=== What the task asks ===
Pull out every line containing the string "panel".
------------------------------------------------------------------------
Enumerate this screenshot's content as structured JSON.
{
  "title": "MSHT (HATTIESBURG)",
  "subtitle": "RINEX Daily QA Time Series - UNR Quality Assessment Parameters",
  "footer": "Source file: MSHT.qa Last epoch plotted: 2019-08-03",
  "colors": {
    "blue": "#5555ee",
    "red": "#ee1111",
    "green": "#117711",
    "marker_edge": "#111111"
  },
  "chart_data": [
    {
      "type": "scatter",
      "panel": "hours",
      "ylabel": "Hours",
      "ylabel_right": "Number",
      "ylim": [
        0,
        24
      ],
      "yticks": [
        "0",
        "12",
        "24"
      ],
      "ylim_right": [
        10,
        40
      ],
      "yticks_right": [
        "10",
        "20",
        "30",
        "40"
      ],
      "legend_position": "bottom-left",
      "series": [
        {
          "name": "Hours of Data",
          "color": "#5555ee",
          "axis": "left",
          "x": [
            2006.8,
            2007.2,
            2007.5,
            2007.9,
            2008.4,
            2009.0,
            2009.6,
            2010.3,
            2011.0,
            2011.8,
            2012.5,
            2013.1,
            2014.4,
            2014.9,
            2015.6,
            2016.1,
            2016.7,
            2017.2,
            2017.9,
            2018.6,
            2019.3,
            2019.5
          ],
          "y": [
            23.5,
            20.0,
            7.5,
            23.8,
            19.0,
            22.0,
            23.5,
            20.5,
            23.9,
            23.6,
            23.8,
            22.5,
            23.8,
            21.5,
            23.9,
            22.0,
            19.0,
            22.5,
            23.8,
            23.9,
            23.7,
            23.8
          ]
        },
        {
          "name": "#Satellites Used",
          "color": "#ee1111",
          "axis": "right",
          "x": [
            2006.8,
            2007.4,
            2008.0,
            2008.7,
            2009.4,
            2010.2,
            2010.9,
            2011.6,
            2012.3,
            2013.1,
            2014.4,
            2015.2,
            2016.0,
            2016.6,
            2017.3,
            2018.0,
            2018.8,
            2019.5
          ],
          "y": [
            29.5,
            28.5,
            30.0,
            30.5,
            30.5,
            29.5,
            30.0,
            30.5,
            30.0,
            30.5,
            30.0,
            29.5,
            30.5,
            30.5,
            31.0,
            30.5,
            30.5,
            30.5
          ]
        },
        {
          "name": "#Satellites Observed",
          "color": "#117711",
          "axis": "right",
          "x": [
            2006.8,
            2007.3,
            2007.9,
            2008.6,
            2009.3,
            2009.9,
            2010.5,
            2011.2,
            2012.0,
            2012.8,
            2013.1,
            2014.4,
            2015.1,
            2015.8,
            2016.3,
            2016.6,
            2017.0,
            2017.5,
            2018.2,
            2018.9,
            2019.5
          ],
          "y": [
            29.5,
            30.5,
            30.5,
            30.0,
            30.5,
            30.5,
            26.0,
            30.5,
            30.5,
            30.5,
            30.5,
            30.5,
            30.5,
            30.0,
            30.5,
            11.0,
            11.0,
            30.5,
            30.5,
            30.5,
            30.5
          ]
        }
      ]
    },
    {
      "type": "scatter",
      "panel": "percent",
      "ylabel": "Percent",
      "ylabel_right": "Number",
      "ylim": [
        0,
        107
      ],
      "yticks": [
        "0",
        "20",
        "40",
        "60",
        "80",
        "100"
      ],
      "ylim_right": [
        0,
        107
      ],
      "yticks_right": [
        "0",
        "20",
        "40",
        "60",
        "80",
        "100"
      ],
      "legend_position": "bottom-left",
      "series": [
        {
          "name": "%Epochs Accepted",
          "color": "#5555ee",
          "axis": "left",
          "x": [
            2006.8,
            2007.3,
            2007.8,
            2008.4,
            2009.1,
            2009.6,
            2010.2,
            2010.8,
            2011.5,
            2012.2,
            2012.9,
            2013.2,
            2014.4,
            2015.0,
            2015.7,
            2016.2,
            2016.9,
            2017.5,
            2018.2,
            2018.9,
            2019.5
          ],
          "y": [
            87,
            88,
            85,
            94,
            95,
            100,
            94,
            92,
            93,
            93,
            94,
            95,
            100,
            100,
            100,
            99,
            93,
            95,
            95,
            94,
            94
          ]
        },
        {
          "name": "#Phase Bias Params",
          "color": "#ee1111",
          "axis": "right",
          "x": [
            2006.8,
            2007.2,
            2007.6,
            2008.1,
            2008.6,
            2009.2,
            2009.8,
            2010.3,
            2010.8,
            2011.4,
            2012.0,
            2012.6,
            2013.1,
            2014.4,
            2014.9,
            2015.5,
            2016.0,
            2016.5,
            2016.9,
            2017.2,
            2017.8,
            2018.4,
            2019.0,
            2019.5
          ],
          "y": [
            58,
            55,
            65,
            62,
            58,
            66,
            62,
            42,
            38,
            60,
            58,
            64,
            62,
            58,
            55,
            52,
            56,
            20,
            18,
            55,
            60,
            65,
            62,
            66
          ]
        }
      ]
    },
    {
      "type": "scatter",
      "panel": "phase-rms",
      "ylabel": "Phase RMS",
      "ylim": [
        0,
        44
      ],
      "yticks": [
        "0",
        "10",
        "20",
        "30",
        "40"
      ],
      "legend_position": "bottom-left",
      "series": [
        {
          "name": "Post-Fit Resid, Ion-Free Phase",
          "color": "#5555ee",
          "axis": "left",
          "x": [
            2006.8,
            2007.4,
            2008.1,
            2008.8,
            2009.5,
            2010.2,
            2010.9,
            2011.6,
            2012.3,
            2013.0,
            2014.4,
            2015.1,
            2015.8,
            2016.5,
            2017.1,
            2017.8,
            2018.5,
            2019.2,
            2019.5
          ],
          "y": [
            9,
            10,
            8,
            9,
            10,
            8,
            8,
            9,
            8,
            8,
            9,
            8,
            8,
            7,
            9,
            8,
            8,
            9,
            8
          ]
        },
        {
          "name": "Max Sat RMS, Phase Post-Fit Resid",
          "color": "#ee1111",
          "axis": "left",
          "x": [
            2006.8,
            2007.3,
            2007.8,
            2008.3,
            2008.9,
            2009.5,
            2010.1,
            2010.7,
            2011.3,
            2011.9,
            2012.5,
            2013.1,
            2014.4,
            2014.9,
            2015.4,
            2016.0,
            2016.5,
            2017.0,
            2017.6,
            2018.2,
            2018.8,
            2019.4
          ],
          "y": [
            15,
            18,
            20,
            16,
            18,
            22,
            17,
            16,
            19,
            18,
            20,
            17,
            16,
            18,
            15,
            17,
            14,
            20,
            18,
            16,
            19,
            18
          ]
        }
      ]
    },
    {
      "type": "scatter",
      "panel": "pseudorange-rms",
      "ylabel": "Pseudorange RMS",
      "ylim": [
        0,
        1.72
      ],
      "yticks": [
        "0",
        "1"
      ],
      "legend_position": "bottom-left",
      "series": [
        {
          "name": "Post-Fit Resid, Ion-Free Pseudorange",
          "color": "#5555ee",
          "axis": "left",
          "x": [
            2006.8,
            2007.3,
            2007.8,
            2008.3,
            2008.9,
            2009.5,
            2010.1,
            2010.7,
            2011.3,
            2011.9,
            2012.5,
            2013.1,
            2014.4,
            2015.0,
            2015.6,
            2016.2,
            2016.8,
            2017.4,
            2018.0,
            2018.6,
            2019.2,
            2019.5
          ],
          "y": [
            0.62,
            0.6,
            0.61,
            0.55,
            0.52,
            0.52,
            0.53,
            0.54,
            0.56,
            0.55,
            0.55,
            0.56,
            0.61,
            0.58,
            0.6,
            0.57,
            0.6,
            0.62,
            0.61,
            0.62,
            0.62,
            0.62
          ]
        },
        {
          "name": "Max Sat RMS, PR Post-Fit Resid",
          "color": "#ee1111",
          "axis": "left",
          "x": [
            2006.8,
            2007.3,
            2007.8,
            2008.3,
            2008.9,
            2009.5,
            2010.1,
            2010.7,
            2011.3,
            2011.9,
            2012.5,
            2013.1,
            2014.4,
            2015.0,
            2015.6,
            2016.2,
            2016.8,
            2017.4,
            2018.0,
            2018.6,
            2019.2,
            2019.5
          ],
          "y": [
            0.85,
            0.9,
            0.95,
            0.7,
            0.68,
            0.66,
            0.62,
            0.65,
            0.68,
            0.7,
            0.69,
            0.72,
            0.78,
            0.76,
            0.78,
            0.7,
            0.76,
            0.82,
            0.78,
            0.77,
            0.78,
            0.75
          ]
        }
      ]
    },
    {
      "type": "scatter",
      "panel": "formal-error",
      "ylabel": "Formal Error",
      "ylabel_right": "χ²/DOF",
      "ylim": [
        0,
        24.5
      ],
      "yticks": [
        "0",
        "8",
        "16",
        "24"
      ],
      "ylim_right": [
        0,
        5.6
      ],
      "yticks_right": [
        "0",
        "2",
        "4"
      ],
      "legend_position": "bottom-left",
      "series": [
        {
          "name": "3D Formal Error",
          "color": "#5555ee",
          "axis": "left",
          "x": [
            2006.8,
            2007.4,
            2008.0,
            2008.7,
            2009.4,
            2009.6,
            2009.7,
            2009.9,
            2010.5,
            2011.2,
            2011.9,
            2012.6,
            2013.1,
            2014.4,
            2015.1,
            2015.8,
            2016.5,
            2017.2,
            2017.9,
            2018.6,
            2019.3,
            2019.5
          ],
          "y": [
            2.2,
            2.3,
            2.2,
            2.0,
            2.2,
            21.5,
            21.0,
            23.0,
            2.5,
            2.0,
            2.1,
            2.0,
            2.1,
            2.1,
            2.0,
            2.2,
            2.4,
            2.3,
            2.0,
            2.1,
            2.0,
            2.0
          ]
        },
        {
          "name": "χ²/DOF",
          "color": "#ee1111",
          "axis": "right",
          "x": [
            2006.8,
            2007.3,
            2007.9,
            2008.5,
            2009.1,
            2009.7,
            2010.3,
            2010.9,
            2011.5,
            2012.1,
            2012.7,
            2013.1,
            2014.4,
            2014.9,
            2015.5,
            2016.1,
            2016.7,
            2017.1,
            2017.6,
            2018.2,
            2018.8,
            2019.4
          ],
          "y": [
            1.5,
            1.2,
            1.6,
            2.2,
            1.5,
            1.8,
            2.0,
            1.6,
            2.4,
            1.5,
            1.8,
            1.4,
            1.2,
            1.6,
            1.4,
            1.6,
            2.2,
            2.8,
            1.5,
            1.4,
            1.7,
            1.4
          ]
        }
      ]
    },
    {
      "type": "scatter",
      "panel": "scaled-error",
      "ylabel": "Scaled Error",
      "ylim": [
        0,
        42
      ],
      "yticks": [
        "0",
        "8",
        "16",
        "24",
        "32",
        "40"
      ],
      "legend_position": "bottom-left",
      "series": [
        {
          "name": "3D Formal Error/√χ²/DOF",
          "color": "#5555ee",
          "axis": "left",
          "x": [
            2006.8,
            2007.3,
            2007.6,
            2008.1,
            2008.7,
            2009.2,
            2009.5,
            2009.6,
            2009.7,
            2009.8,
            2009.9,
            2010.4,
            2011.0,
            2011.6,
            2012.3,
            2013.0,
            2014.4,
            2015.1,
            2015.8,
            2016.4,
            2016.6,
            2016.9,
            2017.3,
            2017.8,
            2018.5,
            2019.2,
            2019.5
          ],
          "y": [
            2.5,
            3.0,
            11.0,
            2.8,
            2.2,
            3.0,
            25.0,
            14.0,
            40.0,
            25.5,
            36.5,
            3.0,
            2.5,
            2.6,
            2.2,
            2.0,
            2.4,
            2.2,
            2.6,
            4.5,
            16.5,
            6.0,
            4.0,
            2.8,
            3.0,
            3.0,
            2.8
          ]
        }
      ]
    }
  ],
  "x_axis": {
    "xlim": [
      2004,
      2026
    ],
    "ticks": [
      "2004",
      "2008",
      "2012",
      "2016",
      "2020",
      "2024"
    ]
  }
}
------------------------------------------------------------------------
=== Answer in full ===
      "panel": "hours",
      "panel": "percent",
      "panel": "phase-rms",
      "panel": "pseudorange-rms",
      "panel": "formal-error",
      "panel": "scaled-error",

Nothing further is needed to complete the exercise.